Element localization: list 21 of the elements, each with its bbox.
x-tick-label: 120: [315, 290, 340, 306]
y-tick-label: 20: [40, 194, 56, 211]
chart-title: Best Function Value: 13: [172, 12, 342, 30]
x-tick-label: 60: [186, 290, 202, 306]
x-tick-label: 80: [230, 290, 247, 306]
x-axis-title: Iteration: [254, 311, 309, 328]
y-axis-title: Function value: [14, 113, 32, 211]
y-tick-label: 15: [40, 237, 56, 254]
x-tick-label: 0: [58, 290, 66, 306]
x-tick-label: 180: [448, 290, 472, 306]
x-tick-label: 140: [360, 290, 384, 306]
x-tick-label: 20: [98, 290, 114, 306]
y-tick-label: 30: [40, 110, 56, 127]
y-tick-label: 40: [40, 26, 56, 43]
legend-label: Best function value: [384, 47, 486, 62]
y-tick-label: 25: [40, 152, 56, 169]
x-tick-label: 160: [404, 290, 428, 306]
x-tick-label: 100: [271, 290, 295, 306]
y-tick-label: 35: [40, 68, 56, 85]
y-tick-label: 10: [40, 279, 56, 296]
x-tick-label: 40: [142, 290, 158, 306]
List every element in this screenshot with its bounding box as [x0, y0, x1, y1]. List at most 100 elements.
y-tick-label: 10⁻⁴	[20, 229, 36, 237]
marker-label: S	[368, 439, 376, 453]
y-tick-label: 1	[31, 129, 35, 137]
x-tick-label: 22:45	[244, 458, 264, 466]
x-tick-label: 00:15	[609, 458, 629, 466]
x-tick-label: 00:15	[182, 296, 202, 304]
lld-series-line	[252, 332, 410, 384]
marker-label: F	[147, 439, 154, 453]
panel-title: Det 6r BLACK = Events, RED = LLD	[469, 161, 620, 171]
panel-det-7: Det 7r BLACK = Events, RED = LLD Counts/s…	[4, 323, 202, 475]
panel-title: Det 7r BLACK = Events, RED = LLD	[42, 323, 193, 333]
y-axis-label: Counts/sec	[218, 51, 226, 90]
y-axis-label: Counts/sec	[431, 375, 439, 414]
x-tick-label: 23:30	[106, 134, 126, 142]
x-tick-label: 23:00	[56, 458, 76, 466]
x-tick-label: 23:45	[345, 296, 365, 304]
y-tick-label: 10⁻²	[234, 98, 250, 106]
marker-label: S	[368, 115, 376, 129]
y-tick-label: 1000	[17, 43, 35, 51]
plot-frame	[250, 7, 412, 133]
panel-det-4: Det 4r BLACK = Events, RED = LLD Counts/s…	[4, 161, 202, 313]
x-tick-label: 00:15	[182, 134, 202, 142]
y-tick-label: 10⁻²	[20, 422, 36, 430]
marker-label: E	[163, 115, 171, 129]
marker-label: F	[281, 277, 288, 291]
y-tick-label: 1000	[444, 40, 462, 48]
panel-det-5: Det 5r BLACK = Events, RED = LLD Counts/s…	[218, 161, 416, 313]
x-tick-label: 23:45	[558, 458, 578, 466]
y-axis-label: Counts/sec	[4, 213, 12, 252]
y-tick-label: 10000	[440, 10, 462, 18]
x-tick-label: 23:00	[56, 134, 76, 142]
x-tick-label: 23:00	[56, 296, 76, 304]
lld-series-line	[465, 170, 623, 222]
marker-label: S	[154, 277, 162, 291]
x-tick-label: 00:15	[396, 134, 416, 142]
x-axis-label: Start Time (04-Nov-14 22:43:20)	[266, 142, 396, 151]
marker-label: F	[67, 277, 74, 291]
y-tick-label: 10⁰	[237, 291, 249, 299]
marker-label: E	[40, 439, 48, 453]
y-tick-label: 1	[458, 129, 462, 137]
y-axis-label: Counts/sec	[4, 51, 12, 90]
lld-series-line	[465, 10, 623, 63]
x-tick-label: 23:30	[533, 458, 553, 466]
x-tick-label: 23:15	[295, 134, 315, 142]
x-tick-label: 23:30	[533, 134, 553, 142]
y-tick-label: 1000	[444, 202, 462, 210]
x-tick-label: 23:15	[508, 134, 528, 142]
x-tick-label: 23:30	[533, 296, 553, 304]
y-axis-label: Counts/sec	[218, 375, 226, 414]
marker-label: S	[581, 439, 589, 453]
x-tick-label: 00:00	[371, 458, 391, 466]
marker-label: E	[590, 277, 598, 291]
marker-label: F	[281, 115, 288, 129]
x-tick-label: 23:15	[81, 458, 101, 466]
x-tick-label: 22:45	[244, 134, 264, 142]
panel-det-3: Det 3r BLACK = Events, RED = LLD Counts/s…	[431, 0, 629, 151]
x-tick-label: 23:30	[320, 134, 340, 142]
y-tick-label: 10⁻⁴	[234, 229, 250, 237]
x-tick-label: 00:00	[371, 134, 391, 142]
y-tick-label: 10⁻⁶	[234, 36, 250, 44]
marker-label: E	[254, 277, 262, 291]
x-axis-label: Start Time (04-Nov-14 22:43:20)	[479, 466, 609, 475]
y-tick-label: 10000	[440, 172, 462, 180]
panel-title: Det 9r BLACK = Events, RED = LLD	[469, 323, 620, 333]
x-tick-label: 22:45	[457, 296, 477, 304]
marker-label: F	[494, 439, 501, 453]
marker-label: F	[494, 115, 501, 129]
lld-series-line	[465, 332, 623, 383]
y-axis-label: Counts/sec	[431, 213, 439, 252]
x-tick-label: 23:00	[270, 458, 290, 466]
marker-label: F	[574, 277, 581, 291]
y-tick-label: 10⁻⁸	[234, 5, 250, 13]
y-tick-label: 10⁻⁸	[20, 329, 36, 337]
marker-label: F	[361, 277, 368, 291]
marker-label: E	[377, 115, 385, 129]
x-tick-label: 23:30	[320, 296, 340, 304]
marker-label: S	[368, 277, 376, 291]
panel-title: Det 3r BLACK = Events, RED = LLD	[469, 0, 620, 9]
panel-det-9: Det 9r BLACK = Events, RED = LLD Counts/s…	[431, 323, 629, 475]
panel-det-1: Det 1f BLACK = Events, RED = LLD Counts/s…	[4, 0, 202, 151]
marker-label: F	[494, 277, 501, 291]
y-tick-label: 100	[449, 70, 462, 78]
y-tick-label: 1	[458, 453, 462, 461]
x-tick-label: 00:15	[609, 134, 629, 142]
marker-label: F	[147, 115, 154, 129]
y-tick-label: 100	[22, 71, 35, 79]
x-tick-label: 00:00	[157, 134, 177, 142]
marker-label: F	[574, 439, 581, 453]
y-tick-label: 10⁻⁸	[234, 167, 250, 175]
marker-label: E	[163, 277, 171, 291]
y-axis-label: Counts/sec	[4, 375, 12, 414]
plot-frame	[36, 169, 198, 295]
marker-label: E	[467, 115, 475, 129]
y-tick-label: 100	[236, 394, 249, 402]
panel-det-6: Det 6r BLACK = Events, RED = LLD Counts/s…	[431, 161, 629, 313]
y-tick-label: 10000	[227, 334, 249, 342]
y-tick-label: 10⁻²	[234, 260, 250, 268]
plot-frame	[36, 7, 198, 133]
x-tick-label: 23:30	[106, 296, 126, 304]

## EXERCISE TASK
In the listing above, replace every occurrence of "plot-frame" with "plot-area" and leave everything else unchanged.

## WRITTEN RESPONSE
Element localization: list 21 of the elements, each with its bbox.
x-tick-label: 120: [315, 290, 340, 306]
y-tick-label: 20: [40, 194, 56, 211]
chart-title: Best Function Value: 13: [172, 12, 342, 30]
x-tick-label: 60: [186, 290, 202, 306]
x-tick-label: 80: [230, 290, 247, 306]
x-axis-title: Iteration: [254, 311, 309, 328]
y-axis-title: Function value: [14, 113, 32, 211]
y-tick-label: 15: [40, 237, 56, 254]
x-tick-label: 0: [58, 290, 66, 306]
x-tick-label: 180: [448, 290, 472, 306]
x-tick-label: 140: [360, 290, 384, 306]
x-tick-label: 20: [98, 290, 114, 306]
y-tick-label: 30: [40, 110, 56, 127]
y-tick-label: 40: [40, 26, 56, 43]
legend-label: Best function value: [384, 47, 486, 62]
y-tick-label: 25: [40, 152, 56, 169]
x-tick-label: 160: [404, 290, 428, 306]
x-tick-label: 100: [271, 290, 295, 306]
y-tick-label: 35: [40, 68, 56, 85]
y-tick-label: 10: [40, 279, 56, 296]
x-tick-label: 40: [142, 290, 158, 306]
List every element in this screenshot with its bounding box as [x0, y0, x1, y1]. List at most 100 elements.
y-tick-label: 10⁻⁴	[20, 229, 36, 237]
marker-label: S	[368, 439, 376, 453]
y-tick-label: 1	[31, 129, 35, 137]
x-tick-label: 22:45	[244, 458, 264, 466]
x-tick-label: 00:15	[609, 458, 629, 466]
x-tick-label: 00:15	[182, 296, 202, 304]
lld-series-line	[252, 332, 410, 384]
marker-label: F	[147, 439, 154, 453]
panel-title: Det 6r BLACK = Events, RED = LLD	[469, 161, 620, 171]
panel-det-7: Det 7r BLACK = Events, RED = LLD Counts/s…	[4, 323, 202, 475]
panel-title: Det 7r BLACK = Events, RED = LLD	[42, 323, 193, 333]
y-axis-label: Counts/sec	[218, 51, 226, 90]
y-axis-label: Counts/sec	[431, 375, 439, 414]
x-tick-label: 23:30	[106, 134, 126, 142]
x-tick-label: 23:00	[56, 458, 76, 466]
x-tick-label: 23:45	[345, 296, 365, 304]
y-tick-label: 10⁻²	[234, 98, 250, 106]
marker-label: S	[368, 115, 376, 129]
y-tick-label: 1000	[17, 43, 35, 51]
plot-area	[250, 7, 412, 133]
panel-det-4: Det 4r BLACK = Events, RED = LLD Counts/s…	[4, 161, 202, 313]
x-tick-label: 00:15	[182, 134, 202, 142]
y-tick-label: 10⁻²	[20, 422, 36, 430]
marker-label: E	[163, 115, 171, 129]
marker-label: F	[281, 277, 288, 291]
y-tick-label: 1000	[444, 40, 462, 48]
panel-det-5: Det 5r BLACK = Events, RED = LLD Counts/s…	[218, 161, 416, 313]
x-tick-label: 23:45	[558, 458, 578, 466]
y-axis-label: Counts/sec	[4, 213, 12, 252]
y-tick-label: 10000	[440, 10, 462, 18]
x-tick-label: 23:00	[56, 134, 76, 142]
x-tick-label: 23:00	[56, 296, 76, 304]
lld-series-line	[465, 170, 623, 222]
marker-label: S	[154, 277, 162, 291]
x-tick-label: 00:15	[396, 134, 416, 142]
x-axis-label: Start Time (04-Nov-14 22:43:20)	[266, 142, 396, 151]
marker-label: F	[67, 277, 74, 291]
y-tick-label: 10⁰	[237, 291, 249, 299]
marker-label: E	[40, 439, 48, 453]
y-tick-label: 1	[458, 129, 462, 137]
y-axis-label: Counts/sec	[4, 51, 12, 90]
lld-series-line	[465, 10, 623, 63]
x-tick-label: 23:30	[533, 458, 553, 466]
x-tick-label: 23:15	[295, 134, 315, 142]
x-tick-label: 23:30	[533, 134, 553, 142]
y-tick-label: 1000	[444, 202, 462, 210]
x-tick-label: 23:15	[508, 134, 528, 142]
x-tick-label: 23:30	[533, 296, 553, 304]
y-axis-label: Counts/sec	[218, 375, 226, 414]
marker-label: S	[581, 439, 589, 453]
x-tick-label: 00:00	[371, 458, 391, 466]
marker-label: E	[590, 277, 598, 291]
marker-label: F	[281, 115, 288, 129]
x-tick-label: 23:15	[81, 458, 101, 466]
x-tick-label: 22:45	[244, 134, 264, 142]
panel-det-3: Det 3r BLACK = Events, RED = LLD Counts/s…	[431, 0, 629, 151]
x-tick-label: 23:30	[320, 134, 340, 142]
y-tick-label: 10⁻⁴	[234, 229, 250, 237]
x-tick-label: 00:00	[371, 134, 391, 142]
y-tick-label: 10⁻⁶	[234, 36, 250, 44]
marker-label: E	[254, 277, 262, 291]
x-axis-label: Start Time (04-Nov-14 22:43:20)	[479, 466, 609, 475]
y-tick-label: 10000	[440, 172, 462, 180]
panel-title: Det 9r BLACK = Events, RED = LLD	[469, 323, 620, 333]
x-tick-label: 22:45	[457, 296, 477, 304]
marker-label: F	[494, 439, 501, 453]
marker-label: F	[494, 115, 501, 129]
lld-series-line	[465, 332, 623, 383]
y-axis-label: Counts/sec	[431, 213, 439, 252]
x-tick-label: 23:00	[270, 458, 290, 466]
marker-label: F	[574, 277, 581, 291]
y-tick-label: 10⁻⁸	[234, 5, 250, 13]
y-tick-label: 10⁻⁸	[20, 329, 36, 337]
marker-label: F	[361, 277, 368, 291]
marker-label: E	[377, 115, 385, 129]
x-tick-label: 23:30	[320, 296, 340, 304]
marker-label: S	[368, 277, 376, 291]
panel-title: Det 3r BLACK = Events, RED = LLD	[469, 0, 620, 9]
panel-det-9: Det 9r BLACK = Events, RED = LLD Counts/s…	[431, 323, 629, 475]
panel-det-1: Det 1f BLACK = Events, RED = LLD Counts/s…	[4, 0, 202, 151]
marker-label: F	[494, 277, 501, 291]
y-tick-label: 100	[449, 70, 462, 78]
y-tick-label: 1	[458, 453, 462, 461]
x-tick-label: 00:15	[609, 134, 629, 142]
marker-label: F	[147, 115, 154, 129]
y-tick-label: 100	[22, 71, 35, 79]
x-tick-label: 00:00	[157, 134, 177, 142]
marker-label: F	[574, 439, 581, 453]
y-tick-label: 10⁻⁸	[234, 167, 250, 175]
marker-label: E	[163, 277, 171, 291]
y-axis-label: Counts/sec	[4, 375, 12, 414]
plot-area	[36, 169, 198, 295]
marker-label: E	[467, 115, 475, 129]
y-tick-label: 100	[236, 394, 249, 402]
panel-det-6: Det 6r BLACK = Events, RED = LLD Counts/s…	[431, 161, 629, 313]
y-tick-label: 10000	[227, 334, 249, 342]
y-tick-label: 10⁻²	[234, 260, 250, 268]
plot-area	[36, 7, 198, 133]
x-tick-label: 23:30	[106, 296, 126, 304]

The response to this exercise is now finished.